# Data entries
[start]
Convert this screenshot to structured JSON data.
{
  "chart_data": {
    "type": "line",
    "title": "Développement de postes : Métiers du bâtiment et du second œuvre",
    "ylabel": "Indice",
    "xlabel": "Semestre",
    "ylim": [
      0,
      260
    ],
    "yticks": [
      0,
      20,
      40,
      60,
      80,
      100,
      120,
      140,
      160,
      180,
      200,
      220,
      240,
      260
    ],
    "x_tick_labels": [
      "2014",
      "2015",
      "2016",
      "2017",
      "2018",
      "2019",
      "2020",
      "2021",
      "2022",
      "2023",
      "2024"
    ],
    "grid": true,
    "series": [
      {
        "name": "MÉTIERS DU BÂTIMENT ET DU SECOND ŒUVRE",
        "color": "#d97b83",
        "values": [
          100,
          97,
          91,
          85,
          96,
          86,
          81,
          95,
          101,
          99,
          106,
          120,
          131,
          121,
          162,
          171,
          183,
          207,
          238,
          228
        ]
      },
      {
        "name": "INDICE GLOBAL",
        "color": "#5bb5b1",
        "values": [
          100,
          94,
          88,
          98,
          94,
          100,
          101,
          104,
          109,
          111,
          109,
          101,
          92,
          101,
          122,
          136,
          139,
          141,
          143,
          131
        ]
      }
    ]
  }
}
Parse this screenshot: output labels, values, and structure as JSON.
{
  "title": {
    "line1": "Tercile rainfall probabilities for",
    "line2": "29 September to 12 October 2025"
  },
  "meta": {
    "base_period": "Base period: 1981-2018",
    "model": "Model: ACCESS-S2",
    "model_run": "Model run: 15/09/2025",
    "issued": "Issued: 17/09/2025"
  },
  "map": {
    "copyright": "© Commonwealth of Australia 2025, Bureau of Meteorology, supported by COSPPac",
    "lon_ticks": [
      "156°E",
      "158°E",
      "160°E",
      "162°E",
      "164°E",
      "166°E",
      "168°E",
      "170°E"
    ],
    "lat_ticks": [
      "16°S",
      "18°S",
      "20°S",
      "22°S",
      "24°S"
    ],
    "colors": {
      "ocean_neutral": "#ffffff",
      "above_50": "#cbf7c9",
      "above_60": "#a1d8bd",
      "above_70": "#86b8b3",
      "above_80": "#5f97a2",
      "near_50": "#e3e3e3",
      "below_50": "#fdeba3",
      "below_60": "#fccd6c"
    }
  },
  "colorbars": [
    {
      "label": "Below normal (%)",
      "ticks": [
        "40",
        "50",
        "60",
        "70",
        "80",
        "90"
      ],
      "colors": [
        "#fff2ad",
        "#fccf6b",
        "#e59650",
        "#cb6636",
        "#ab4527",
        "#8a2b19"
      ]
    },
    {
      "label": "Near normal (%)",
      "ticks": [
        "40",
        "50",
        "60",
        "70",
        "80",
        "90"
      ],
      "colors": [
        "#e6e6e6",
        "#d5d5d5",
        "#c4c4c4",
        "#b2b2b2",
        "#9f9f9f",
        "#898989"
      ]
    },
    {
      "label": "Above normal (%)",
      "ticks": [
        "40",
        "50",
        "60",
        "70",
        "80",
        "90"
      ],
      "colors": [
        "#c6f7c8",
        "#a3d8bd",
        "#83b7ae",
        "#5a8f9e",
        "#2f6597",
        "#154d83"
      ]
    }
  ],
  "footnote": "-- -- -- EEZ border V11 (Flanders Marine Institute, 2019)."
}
[end]
# Goal
Write the data from above out again, exactly.

# Written answer
Convert this screenshot to structured JSON data.
{
  "chart_data": {
    "type": "line",
    "title": "Développement de postes : Métiers du bâtiment et du second œuvre",
    "ylabel": "Indice",
    "xlabel": "Semestre",
    "ylim": [
      0,
      260
    ],
    "yticks": [
      0,
      20,
      40,
      60,
      80,
      100,
      120,
      140,
      160,
      180,
      200,
      220,
      240,
      260
    ],
    "x_tick_labels": [
      "2014",
      "2015",
      "2016",
      "2017",
      "2018",
      "2019",
      "2020",
      "2021",
      "2022",
      "2023",
      "2024"
    ],
    "grid": true,
    "series": [
      {
        "name": "MÉTIERS DU BÂTIMENT ET DU SECOND ŒUVRE",
        "color": "#d97b83",
        "values": [
          100,
          97,
          91,
          85,
          96,
          86,
          81,
          95,
          101,
          99,
          106,
          120,
          131,
          121,
          162,
          171,
          183,
          207,
          238,
          228
        ]
      },
      {
        "name": "INDICE GLOBAL",
        "color": "#5bb5b1",
        "values": [
          100,
          94,
          88,
          98,
          94,
          100,
          101,
          104,
          109,
          111,
          109,
          101,
          92,
          101,
          122,
          136,
          139,
          141,
          143,
          131
        ]
      }
    ]
  }
}
Parse this screenshot: output labels, values, and structure as JSON.
{
  "title": {
    "line1": "Tercile rainfall probabilities for",
    "line2": "29 September to 12 October 2025"
  },
  "meta": {
    "base_period": "Base period: 1981-2018",
    "model": "Model: ACCESS-S2",
    "model_run": "Model run: 15/09/2025",
    "issued": "Issued: 17/09/2025"
  },
  "map": {
    "copyright": "© Commonwealth of Australia 2025, Bureau of Meteorology, supported by COSPPac",
    "lon_ticks": [
      "156°E",
      "158°E",
      "160°E",
      "162°E",
      "164°E",
      "166°E",
      "168°E",
      "170°E"
    ],
    "lat_ticks": [
      "16°S",
      "18°S",
      "20°S",
      "22°S",
      "24°S"
    ],
    "colors": {
      "ocean_neutral": "#ffffff",
      "above_50": "#cbf7c9",
      "above_60": "#a1d8bd",
      "above_70": "#86b8b3",
      "above_80": "#5f97a2",
      "near_50": "#e3e3e3",
      "below_50": "#fdeba3",
      "below_60": "#fccd6c"
    }
  },
  "colorbars": [
    {
      "label": "Below normal (%)",
      "ticks": [
        "40",
        "50",
        "60",
        "70",
        "80",
        "90"
      ],
      "colors": [
        "#fff2ad",
        "#fccf6b",
        "#e59650",
        "#cb6636",
        "#ab4527",
        "#8a2b19"
      ]
    },
    {
      "label": "Near normal (%)",
      "ticks": [
        "40",
        "50",
        "60",
        "70",
        "80",
        "90"
      ],
      "colors": [
        "#e6e6e6",
        "#d5d5d5",
        "#c4c4c4",
        "#b2b2b2",
        "#9f9f9f",
        "#898989"
      ]
    },
    {
      "label": "Above normal (%)",
      "ticks": [
        "40",
        "50",
        "60",
        "70",
        "80",
        "90"
      ],
      "colors": [
        "#c6f7c8",
        "#a3d8bd",
        "#83b7ae",
        "#5a8f9e",
        "#2f6597",
        "#154d83"
      ]
    }
  ],
  "footnote": "-- -- -- EEZ border V11 (Flanders Marine Institute, 2019)."
}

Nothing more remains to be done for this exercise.